Using Flink

Using Flink

CDC Ingestion

CDC(change data capture) keep track of the data changes evolving in a source system so a downstream process or system can action that change. We recommend two ways for syncing CDC data into Hudi:

Using the Ververica flink-cdc-connectors directly connect to DB Server to sync the binlog data into Hudi. The advantage is that it does not rely on message queues, but the disadvantage is that it puts pressure on the db server;
Consume data from a message queue (for e.g, the Kafka) using the flink cdc format, the advantage is that it is highly scalable, but the disadvantage is that it relies on message queues.

note

If the upstream data cannot guarantee the order, you need to specify option write.precombine.field explicitly;

Bulk Insert

For the demand of snapshot data import. If the snapshot data comes from other data sources, use the bulk_insert mode to quickly import the snapshot data into Hudi.

note

bulk_insert eliminates the serialization and data merging. The data deduplication is skipped, so the user need to guarantee the uniqueness of the data.

note

bulk_insert is more efficient in the batch execution mode. By default, the batch execution mode sorts the input records by the partition path and writes these records to Hudi, which can avoid write performance degradation caused by frequent file handle switching.

note

The parallelism of bulk_insert is specified by write.tasks. The parallelism will affect the number of small files. In theory, the parallelism of bulk_insert is the number of buckets (In particular, when each bucket writes to maximum file size, it will rollover to the new file handle. Finally, the number of files >= write.bucket_assign.tasks.

****************

* [What this task involves]: Quote the entire Flink ingestion page verbatim. The entries come from a source unrelated to the Flink ingestion page.

****************

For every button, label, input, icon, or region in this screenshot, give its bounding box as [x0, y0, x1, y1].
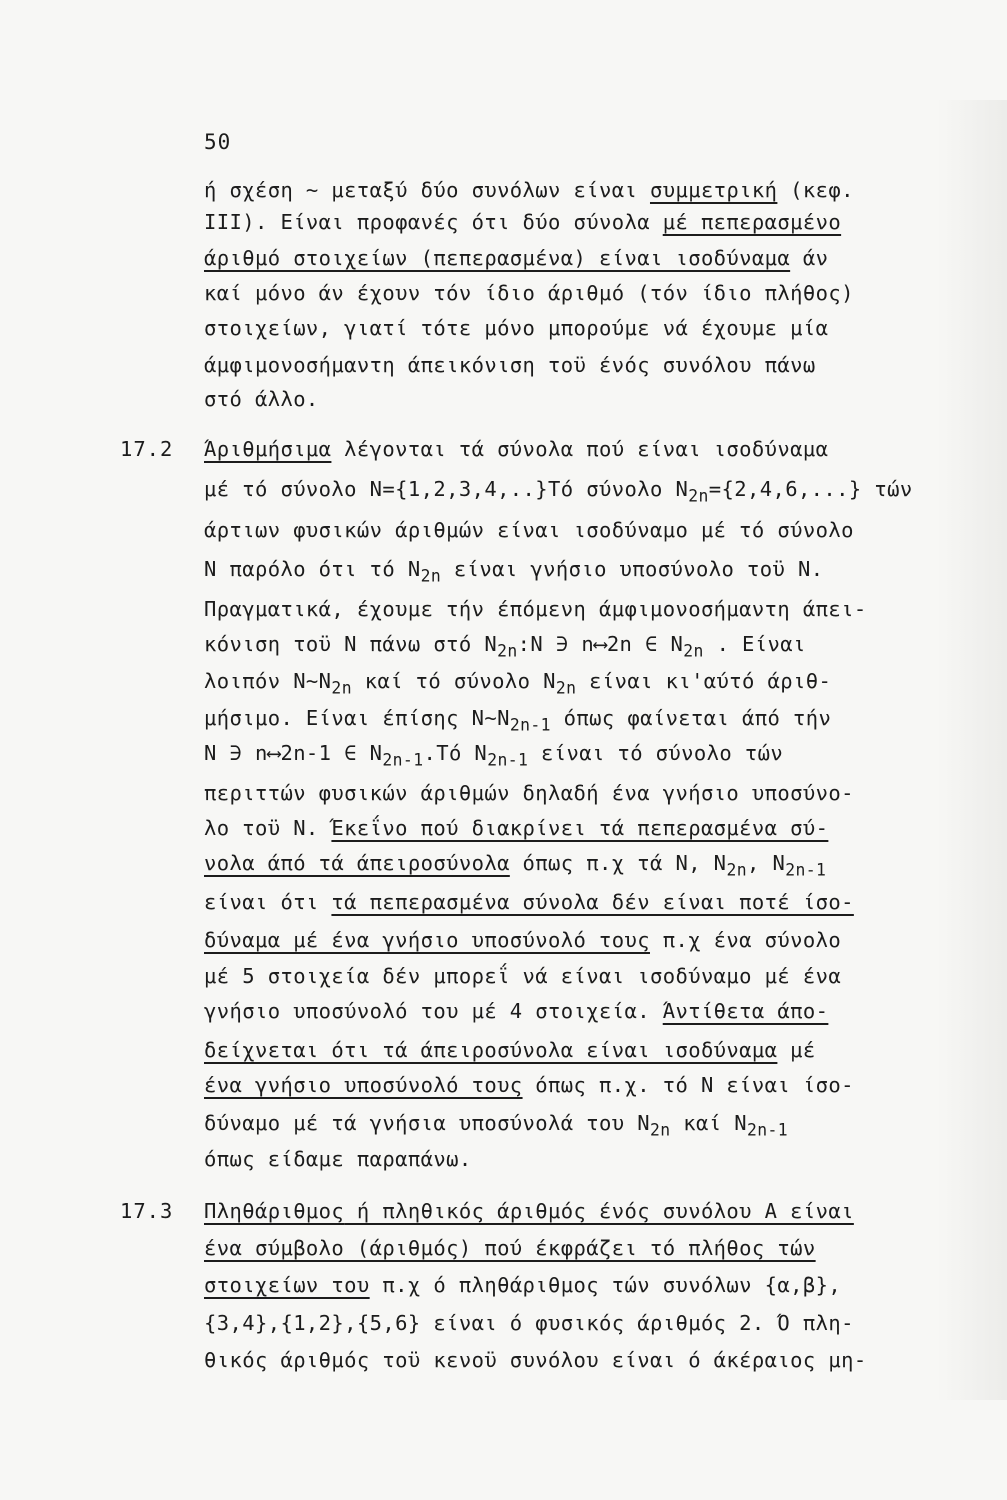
bleed-through-shadow [937, 100, 1007, 1400]
text-line: N παρόλο ότι τό $N_{2n}$ είναι γνήσιο υποσύνολο τοϋ N. [204, 557, 824, 586]
text-line: στοιχείων του π.χ ό πληθάριθμος τών συνόλων {α,β}, [204, 1273, 842, 1297]
section-number: 17.3 [120, 1199, 174, 1223]
text-line: N ∋ n⟷2n-1 ∈ $N_{2n-1}.Tό$ $N_{2n-1}$ είναι τό σύνολο τών [204, 741, 784, 770]
text-line: ένα γνήσιο υποσύνολό τους όπως π.χ. τό N είναι ίσο- [204, 1073, 854, 1097]
text-line: ή σχέση ∼ μεταξύ δύο συνόλων είναι συμμετρική (κεφ. [204, 178, 854, 202]
text-line: περιττών φυσικών άριθμών δηλαδή ένα γνήσιο υποσύνο- [204, 781, 854, 805]
text-line: μέ τό σύνολο N={1,2,3,4,..}Τό σύνολο $N_{2n}=\{2,4,6,...\}$ τών [204, 477, 913, 506]
text-line: Πραγματικά, έχουμε τήν έπόμενη άμφιμονοσήμαντη άπει- [204, 597, 867, 621]
text-line: γνήσιο υποσύνολό του μέ 4 στοιχεία. Άντίθετα άπο- [204, 999, 829, 1023]
section-number: 17.2 [120, 437, 174, 461]
text-line: λοιπόν $N\sim N_{2n}$ καί τό σύνολο $N_{2n}$ είναι κι'αύτό άριθ- [204, 669, 832, 698]
text-line: Άριθμήσιμα λέγονται τά σύνολα πού είναι ισοδύναμα [204, 437, 829, 461]
text-line: ένα σύμβολο (άριθμός) πού έκφράζει τό πλήθος τών [204, 1236, 816, 1260]
text-line: νολα άπό τά άπειροσύνολα όπως π.χ τά N, $N_{2n}$, $N_{2n-1}$ [204, 851, 827, 880]
text-line: δείχνεται ότι τά άπειροσύνολα είναι ισοδύναμα μέ [204, 1038, 816, 1062]
text-line: όπως είδαμε παραπάνω. [204, 1147, 472, 1171]
text-line: άρτιων φυσικών άριθμών είναι ισοδύναμο μέ τό σύνολο [204, 518, 854, 542]
page-number: 50 [204, 130, 232, 154]
text-line: λο τοϋ N. Έκεΐνο πού διακρίνει τά πεπερασμένα σύ- [204, 816, 829, 840]
text-line: κόνιση τοϋ N πάνω στό $N_{2n}:N$ ∋ n⟷2n ∈ $N_{2n}$ . Είναι [204, 632, 806, 661]
text-line: μήσιμο. Είναι έπίσης $N\sim N_{2n-1}$ όπως φαίνεται άπό τήν [204, 706, 832, 735]
text-line: είναι ότι τά πεπερασμένα σύνολα δέν είναι ποτέ ίσο- [204, 890, 854, 914]
text-line: στό άλλο. [204, 387, 319, 411]
text-line: δύναμα μέ ένα γνήσιο υποσύνολό τους π.χ ένα σύνολο [204, 928, 842, 952]
text-line: άριθμό στοιχείων (πεπερασμένα) είναι ισοδύναμα άν [204, 246, 829, 270]
text-line: θικός άριθμός τοϋ κενοϋ συνόλου είναι ό άκέραιος μη- [204, 1348, 867, 1372]
text-line: {3,4},{1,2},{5,6} είναι ό φυσικός άριθμός 2. Ό πλη- [204, 1311, 854, 1335]
text-line: άμφιμονοσήμαντη άπεικόνιση τοϋ ένός συνόλου πάνω [204, 353, 816, 377]
text-line: καί μόνο άν έχουν τόν ίδιο άριθμό (τόν ίδιο πλήθος) [204, 281, 854, 305]
text-line: ΙΙΙ). Είναι προφανές ότι δύο σύνολα μέ πεπερασμένο [204, 210, 842, 234]
text-line: δύναμο μέ τά γνήσια υποσύνολά του $N_{2n}$ καί $N_{2n-1}$ [204, 1111, 789, 1140]
text-line: μέ 5 στοιχεία δέν μπορεΐ νά είναι ισοδύναμο μέ ένα [204, 964, 842, 988]
text-line: στοιχείων, γιατί τότε μόνο μπορούμε νά έχουμε μία [204, 316, 829, 340]
text-line: Πληθάριθμος ή πληθικός άριθμός ένός συνόλου A είναι [204, 1199, 854, 1223]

****************

* [The completed task]:
Using Flink

Using Flink

CDC Ingestion

CDC(change data capture) keep track of the data changes evolving in a source system so a downstream process or system can action that change. We recommend two ways for syncing CDC data into Hudi:

Using the Ververica flink-cdc-connectors directly connect to DB Server to sync the binlog data into Hudi. The advantage is that it does not rely on message queues, but the disadvantage is that it puts pressure on the db server;
Consume data from a message queue (for e.g, the Kafka) using the flink cdc format, the advantage is that it is highly scalable, but the disadvantage is that it relies on message queues.

note

If the upstream data cannot guarantee the order, you need to specify option write.precombine.field explicitly;

Bulk Insert

For the demand of snapshot data import. If the snapshot data comes from other data sources, use the bulk_insert mode to quickly import the snapshot data into Hudi.

note

bulk_insert eliminates the serialization and data merging. The data deduplication is skipped, so the user need to guarantee the uniqueness of the data.

note

bulk_insert is more efficient in the batch execution mode. By default, the batch execution mode sorts the input records by the partition path and writes these records to Hudi, which can avoid write performance degradation caused by frequent file handle switching.

note

The parallelism of bulk_insert is specified by write.tasks. The parallelism will affect the number of small files. In theory, the parallelism of bulk_insert is the number of buckets (In particular, when each bucket writes to maximum file size, it will rollover to the new file handle. Finally, the number of files >= write.bucket_assign.tasks.